THE REQUEST: Skip any picture you find and retype all the remaining lines exactly.
— Start STORED RECORDS —
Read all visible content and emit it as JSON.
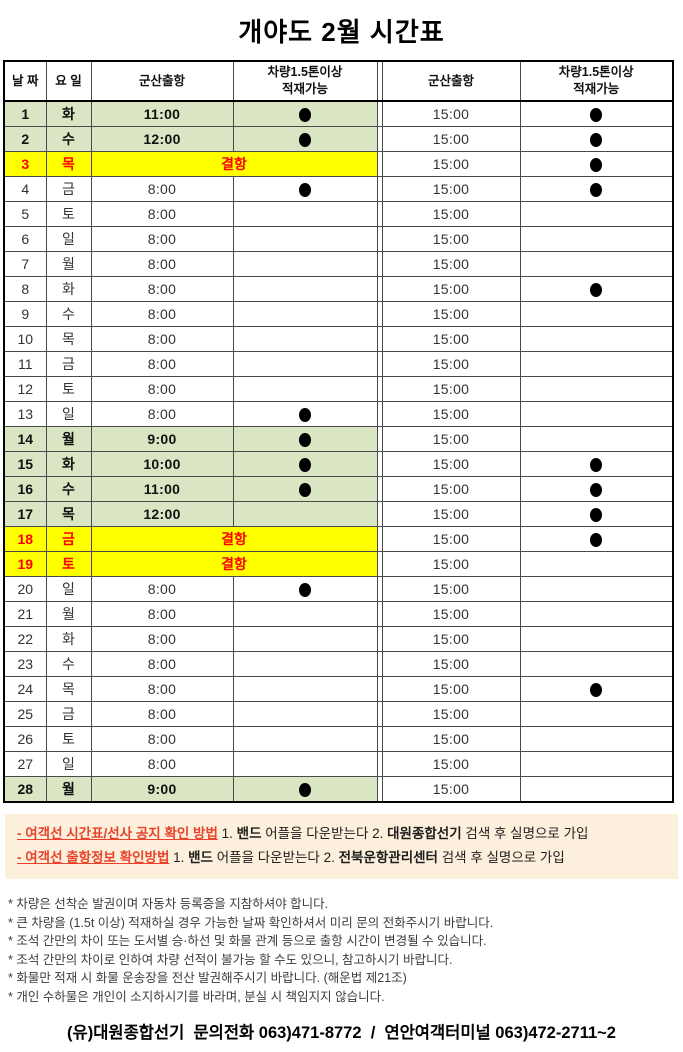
{
  "title": "개야도 2월 시간표",
  "colors": {
    "highlight_green": "#D9E5C3",
    "highlight_yellow": "#FFFF00",
    "cancel_red": "#FF0000",
    "notice_background": "#FCF0DC",
    "notice_heading_red": "#E8432D"
  },
  "table": {
    "headers": [
      "날 짜",
      "요 일",
      "군산출항",
      "차량1.5톤이상\n적재가능",
      "군산출항",
      "차량1.5톤이상\n적재가능"
    ],
    "cancel_label": "결항",
    "rows": [
      {
        "date": "1",
        "day": "화",
        "t1": "11:00",
        "d1": true,
        "t2": "15:00",
        "d2": true,
        "hl": "green"
      },
      {
        "date": "2",
        "day": "수",
        "t1": "12:00",
        "d1": true,
        "t2": "15:00",
        "d2": true,
        "hl": "green"
      },
      {
        "date": "3",
        "day": "목",
        "cancel": true,
        "t2": "15:00",
        "d2": true,
        "hl": "yellow"
      },
      {
        "date": "4",
        "day": "금",
        "t1": "8:00",
        "d1": true,
        "t2": "15:00",
        "d2": true
      },
      {
        "date": "5",
        "day": "토",
        "t1": "8:00",
        "t2": "15:00"
      },
      {
        "date": "6",
        "day": "일",
        "t1": "8:00",
        "t2": "15:00"
      },
      {
        "date": "7",
        "day": "월",
        "t1": "8:00",
        "t2": "15:00"
      },
      {
        "date": "8",
        "day": "화",
        "t1": "8:00",
        "t2": "15:00",
        "d2": true
      },
      {
        "date": "9",
        "day": "수",
        "t1": "8:00",
        "t2": "15:00"
      },
      {
        "date": "10",
        "day": "목",
        "t1": "8:00",
        "t2": "15:00"
      },
      {
        "date": "11",
        "day": "금",
        "t1": "8:00",
        "t2": "15:00"
      },
      {
        "date": "12",
        "day": "토",
        "t1": "8:00",
        "t2": "15:00"
      },
      {
        "date": "13",
        "day": "일",
        "t1": "8:00",
        "d1": true,
        "t2": "15:00"
      },
      {
        "date": "14",
        "day": "월",
        "t1": "9:00",
        "d1": true,
        "t2": "15:00",
        "hl": "green"
      },
      {
        "date": "15",
        "day": "화",
        "t1": "10:00",
        "d1": true,
        "t2": "15:00",
        "d2": true,
        "hl": "green"
      },
      {
        "date": "16",
        "day": "수",
        "t1": "11:00",
        "d1": true,
        "t2": "15:00",
        "d2": true,
        "hl": "green"
      },
      {
        "date": "17",
        "day": "목",
        "t1": "12:00",
        "t2": "15:00",
        "d2": true,
        "hl": "green"
      },
      {
        "date": "18",
        "day": "금",
        "cancel": true,
        "t2": "15:00",
        "d2": true,
        "hl": "yellow"
      },
      {
        "date": "19",
        "day": "토",
        "cancel": true,
        "t2": "15:00",
        "hl": "yellow"
      },
      {
        "date": "20",
        "day": "일",
        "t1": "8:00",
        "d1": true,
        "t2": "15:00"
      },
      {
        "date": "21",
        "day": "월",
        "t1": "8:00",
        "t2": "15:00"
      },
      {
        "date": "22",
        "day": "화",
        "t1": "8:00",
        "t2": "15:00"
      },
      {
        "date": "23",
        "day": "수",
        "t1": "8:00",
        "t2": "15:00"
      },
      {
        "date": "24",
        "day": "목",
        "t1": "8:00",
        "t2": "15:00",
        "d2": true
      },
      {
        "date": "25",
        "day": "금",
        "t1": "8:00",
        "t2": "15:00"
      },
      {
        "date": "26",
        "day": "토",
        "t1": "8:00",
        "t2": "15:00"
      },
      {
        "date": "27",
        "day": "일",
        "t1": "8:00",
        "t2": "15:00"
      },
      {
        "date": "28",
        "day": "월",
        "t1": "9:00",
        "d1": true,
        "t2": "15:00",
        "hl": "green"
      }
    ]
  },
  "notices": [
    {
      "head": "- 여객선 시간표/선사 공지 확인 방법",
      "seg1": " 1. ",
      "b1": "밴드",
      "seg2": " 어플을 다운받는다 2. ",
      "b2": "대원종합선기",
      "seg3": " 검색 후 실명으로 가입"
    },
    {
      "head": "- 여객선 출항정보 확인방법",
      "seg1": " 1. ",
      "b1": "밴드",
      "seg2": " 어플을 다운받는다 2. ",
      "b2": "전북운항관리센터",
      "seg3": " 검색 후 실명으로 가입"
    }
  ],
  "notes": [
    "* 차량은 선착순 발권이며 자동차 등록증을 지참하셔야 합니다.",
    "* 큰 차량을 (1.5t 이상) 적재하실 경우 가능한 날짜 확인하셔서 미리 문의 전화주시기 바랍니다.",
    "* 조석 간만의 차이 또는 도서별 승·하선 및 화물 관계 등으로 출항 시간이 변경될 수 있습니다.",
    "* 조석 간만의 차이로 인하여 차량 선적이 불가능 할 수도 있으니, 참고하시기 바랍니다.",
    "* 화물만 적재 시 화물 운송장을 전산 발권해주시기 바랍니다. (해운법 제21조)",
    "* 개인 수하물은 개인이 소지하시기를 바라며, 분실 시 책임지지 않습니다."
  ],
  "footer": "(유)대원종합선기  문의전화 063)471-8772  /  연안여객터미널 063)472-2711~2"
}
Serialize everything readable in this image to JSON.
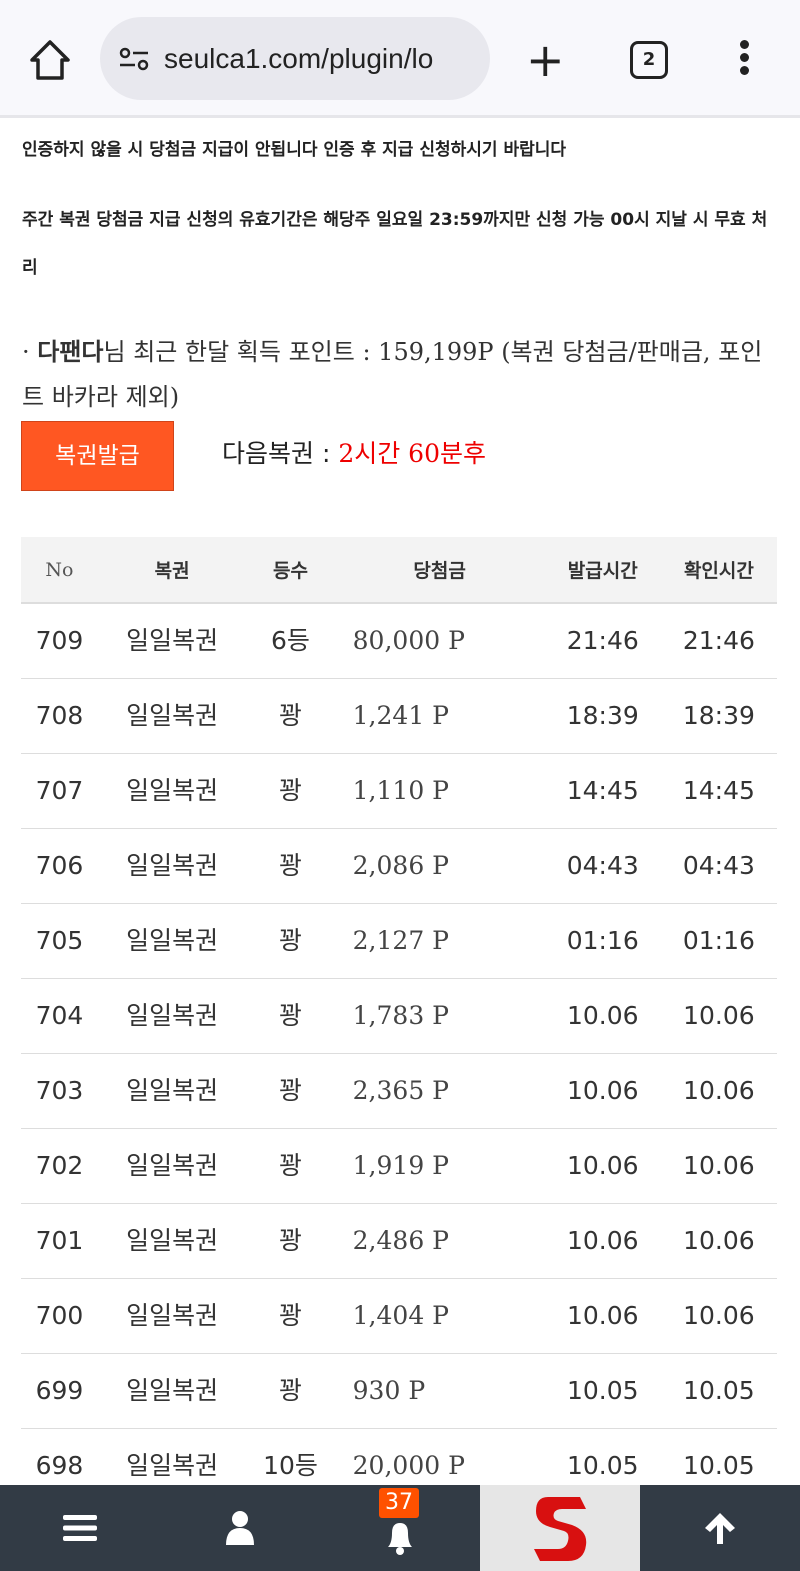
{
  "browser": {
    "url": "seulca1.com/plugin/lo",
    "tab_count": "2"
  },
  "notices": [
    "인증하지 않을 시 당첨금 지급이 안됩니다 인증 후 지급 신청하시기 바랍니다",
    "주간 복권 당첨금 지급 신청의 유효기간은 해당주 일요일 23:59까지만 신청 가능 00시 지날 시 무효 처리"
  ],
  "points": {
    "bullet": "· ",
    "user": "다팬다",
    "text": "님 최근 한달 획득 포인트 : 159,199P (복권 당첨금/판매금, 포인트 바카라 제외)"
  },
  "issue_button": "복권발급",
  "next": {
    "label": "다음복권 : ",
    "value": "2시간 60분후"
  },
  "table": {
    "headers": [
      "No",
      "복권",
      "등수",
      "당첨금",
      "발급시간",
      "확인시간"
    ],
    "rows": [
      [
        "709",
        "일일복권",
        "6등",
        "80,000 P",
        "21:46",
        "21:46"
      ],
      [
        "708",
        "일일복권",
        "꽝",
        "1,241 P",
        "18:39",
        "18:39"
      ],
      [
        "707",
        "일일복권",
        "꽝",
        "1,110 P",
        "14:45",
        "14:45"
      ],
      [
        "706",
        "일일복권",
        "꽝",
        "2,086 P",
        "04:43",
        "04:43"
      ],
      [
        "705",
        "일일복권",
        "꽝",
        "2,127 P",
        "01:16",
        "01:16"
      ],
      [
        "704",
        "일일복권",
        "꽝",
        "1,783 P",
        "10.06",
        "10.06"
      ],
      [
        "703",
        "일일복권",
        "꽝",
        "2,365 P",
        "10.06",
        "10.06"
      ],
      [
        "702",
        "일일복권",
        "꽝",
        "1,919 P",
        "10.06",
        "10.06"
      ],
      [
        "701",
        "일일복권",
        "꽝",
        "2,486 P",
        "10.06",
        "10.06"
      ],
      [
        "700",
        "일일복권",
        "꽝",
        "1,404 P",
        "10.06",
        "10.06"
      ],
      [
        "699",
        "일일복권",
        "꽝",
        "930 P",
        "10.05",
        "10.05"
      ],
      [
        "698",
        "일일복권",
        "10등",
        "20,000 P",
        "10.05",
        "10.05"
      ]
    ]
  },
  "bottom_nav": {
    "notification_count": "37",
    "logo_text": "S"
  },
  "colors": {
    "accent": "#ff5722",
    "next_time": "#e00000",
    "nav_bg": "#323b45"
  }
}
— End STORED RECORDS —
RESPONSE:
Read all visible content and emit it as JSON.
{
  "title": "개야도 2월 시간표",
  "colors": {
    "highlight_green": "#D9E5C3",
    "highlight_yellow": "#FFFF00",
    "cancel_red": "#FF0000",
    "notice_background": "#FCF0DC",
    "notice_heading_red": "#E8432D"
  },
  "table": {
    "headers": [
      "날 짜",
      "요 일",
      "군산출항",
      "차량1.5톤이상\n적재가능",
      "군산출항",
      "차량1.5톤이상\n적재가능"
    ],
    "cancel_label": "결항",
    "rows": [
      {
        "date": "1",
        "day": "화",
        "t1": "11:00",
        "d1": true,
        "t2": "15:00",
        "d2": true,
        "hl": "green"
      },
      {
        "date": "2",
        "day": "수",
        "t1": "12:00",
        "d1": true,
        "t2": "15:00",
        "d2": true,
        "hl": "green"
      },
      {
        "date": "3",
        "day": "목",
        "cancel": true,
        "t2": "15:00",
        "d2": true,
        "hl": "yellow"
      },
      {
        "date": "4",
        "day": "금",
        "t1": "8:00",
        "d1": true,
        "t2": "15:00",
        "d2": true
      },
      {
        "date": "5",
        "day": "토",
        "t1": "8:00",
        "t2": "15:00"
      },
      {
        "date": "6",
        "day": "일",
        "t1": "8:00",
        "t2": "15:00"
      },
      {
        "date": "7",
        "day": "월",
        "t1": "8:00",
        "t2": "15:00"
      },
      {
        "date": "8",
        "day": "화",
        "t1": "8:00",
        "t2": "15:00",
        "d2": true
      },
      {
        "date": "9",
        "day": "수",
        "t1": "8:00",
        "t2": "15:00"
      },
      {
        "date": "10",
        "day": "목",
        "t1": "8:00",
        "t2": "15:00"
      },
      {
        "date": "11",
        "day": "금",
        "t1": "8:00",
        "t2": "15:00"
      },
      {
        "date": "12",
        "day": "토",
        "t1": "8:00",
        "t2": "15:00"
      },
      {
        "date": "13",
        "day": "일",
        "t1": "8:00",
        "d1": true,
        "t2": "15:00"
      },
      {
        "date": "14",
        "day": "월",
        "t1": "9:00",
        "d1": true,
        "t2": "15:00",
        "hl": "green"
      },
      {
        "date": "15",
        "day": "화",
        "t1": "10:00",
        "d1": true,
        "t2": "15:00",
        "d2": true,
        "hl": "green"
      },
      {
        "date": "16",
        "day": "수",
        "t1": "11:00",
        "d1": true,
        "t2": "15:00",
        "d2": true,
        "hl": "green"
      },
      {
        "date": "17",
        "day": "목",
        "t1": "12:00",
        "t2": "15:00",
        "d2": true,
        "hl": "green"
      },
      {
        "date": "18",
        "day": "금",
        "cancel": true,
        "t2": "15:00",
        "d2": true,
        "hl": "yellow"
      },
      {
        "date": "19",
        "day": "토",
        "cancel": true,
        "t2": "15:00",
        "hl": "yellow"
      },
      {
        "date": "20",
        "day": "일",
        "t1": "8:00",
        "d1": true,
        "t2": "15:00"
      },
      {
        "date": "21",
        "day": "월",
        "t1": "8:00",
        "t2": "15:00"
      },
      {
        "date": "22",
        "day": "화",
        "t1": "8:00",
        "t2": "15:00"
      },
      {
        "date": "23",
        "day": "수",
        "t1": "8:00",
        "t2": "15:00"
      },
      {
        "date": "24",
        "day": "목",
        "t1": "8:00",
        "t2": "15:00",
        "d2": true
      },
      {
        "date": "25",
        "day": "금",
        "t1": "8:00",
        "t2": "15:00"
      },
      {
        "date": "26",
        "day": "토",
        "t1": "8:00",
        "t2": "15:00"
      },
      {
        "date": "27",
        "day": "일",
        "t1": "8:00",
        "t2": "15:00"
      },
      {
        "date": "28",
        "day": "월",
        "t1": "9:00",
        "d1": true,
        "t2": "15:00",
        "hl": "green"
      }
    ]
  },
  "notices": [
    {
      "head": "- 여객선 시간표/선사 공지 확인 방법",
      "seg1": " 1. ",
      "b1": "밴드",
      "seg2": " 어플을 다운받는다 2. ",
      "b2": "대원종합선기",
      "seg3": " 검색 후 실명으로 가입"
    },
    {
      "head": "- 여객선 출항정보 확인방법",
      "seg1": " 1. ",
      "b1": "밴드",
      "seg2": " 어플을 다운받는다 2. ",
      "b2": "전북운항관리센터",
      "seg3": " 검색 후 실명으로 가입"
    }
  ],
  "notes": [
    "* 차량은 선착순 발권이며 자동차 등록증을 지참하셔야 합니다.",
    "* 큰 차량을 (1.5t 이상) 적재하실 경우 가능한 날짜 확인하셔서 미리 문의 전화주시기 바랍니다.",
    "* 조석 간만의 차이 또는 도서별 승·하선 및 화물 관계 등으로 출항 시간이 변경될 수 있습니다.",
    "* 조석 간만의 차이로 인하여 차량 선적이 불가능 할 수도 있으니, 참고하시기 바랍니다.",
    "* 화물만 적재 시 화물 운송장을 전산 발권해주시기 바랍니다. (해운법 제21조)",
    "* 개인 수하물은 개인이 소지하시기를 바라며, 분실 시 책임지지 않습니다."
  ],
  "footer": "(유)대원종합선기  문의전화 063)471-8772  /  연안여객터미널 063)472-2711~2"
}
Serialize everything readable in this image to JSON.
{
  "browser": {
    "url": "seulca1.com/plugin/lo",
    "tab_count": "2"
  },
  "notices": [
    "인증하지 않을 시 당첨금 지급이 안됩니다 인증 후 지급 신청하시기 바랍니다",
    "주간 복권 당첨금 지급 신청의 유효기간은 해당주 일요일 23:59까지만 신청 가능 00시 지날 시 무효 처리"
  ],
  "points": {
    "bullet": "· ",
    "user": "다팬다",
    "text": "님 최근 한달 획득 포인트 : 159,199P (복권 당첨금/판매금, 포인트 바카라 제외)"
  },
  "issue_button": "복권발급",
  "next": {
    "label": "다음복권 : ",
    "value": "2시간 60분후"
  },
  "table": {
    "headers": [
      "No",
      "복권",
      "등수",
      "당첨금",
      "발급시간",
      "확인시간"
    ],
    "rows": [
      [
        "709",
        "일일복권",
        "6등",
        "80,000 P",
        "21:46",
        "21:46"
      ],
      [
        "708",
        "일일복권",
        "꽝",
        "1,241 P",
        "18:39",
        "18:39"
      ],
      [
        "707",
        "일일복권",
        "꽝",
        "1,110 P",
        "14:45",
        "14:45"
      ],
      [
        "706",
        "일일복권",
        "꽝",
        "2,086 P",
        "04:43",
        "04:43"
      ],
      [
        "705",
        "일일복권",
        "꽝",
        "2,127 P",
        "01:16",
        "01:16"
      ],
      [
        "704",
        "일일복권",
        "꽝",
        "1,783 P",
        "10.06",
        "10.06"
      ],
      [
        "703",
        "일일복권",
        "꽝",
        "2,365 P",
        "10.06",
        "10.06"
      ],
      [
        "702",
        "일일복권",
        "꽝",
        "1,919 P",
        "10.06",
        "10.06"
      ],
      [
        "701",
        "일일복권",
        "꽝",
        "2,486 P",
        "10.06",
        "10.06"
      ],
      [
        "700",
        "일일복권",
        "꽝",
        "1,404 P",
        "10.06",
        "10.06"
      ],
      [
        "699",
        "일일복권",
        "꽝",
        "930 P",
        "10.05",
        "10.05"
      ],
      [
        "698",
        "일일복권",
        "10등",
        "20,000 P",
        "10.05",
        "10.05"
      ]
    ]
  },
  "bottom_nav": {
    "notification_count": "37",
    "logo_text": "S"
  },
  "colors": {
    "accent": "#ff5722",
    "next_time": "#e00000",
    "nav_bg": "#323b45"
  }
}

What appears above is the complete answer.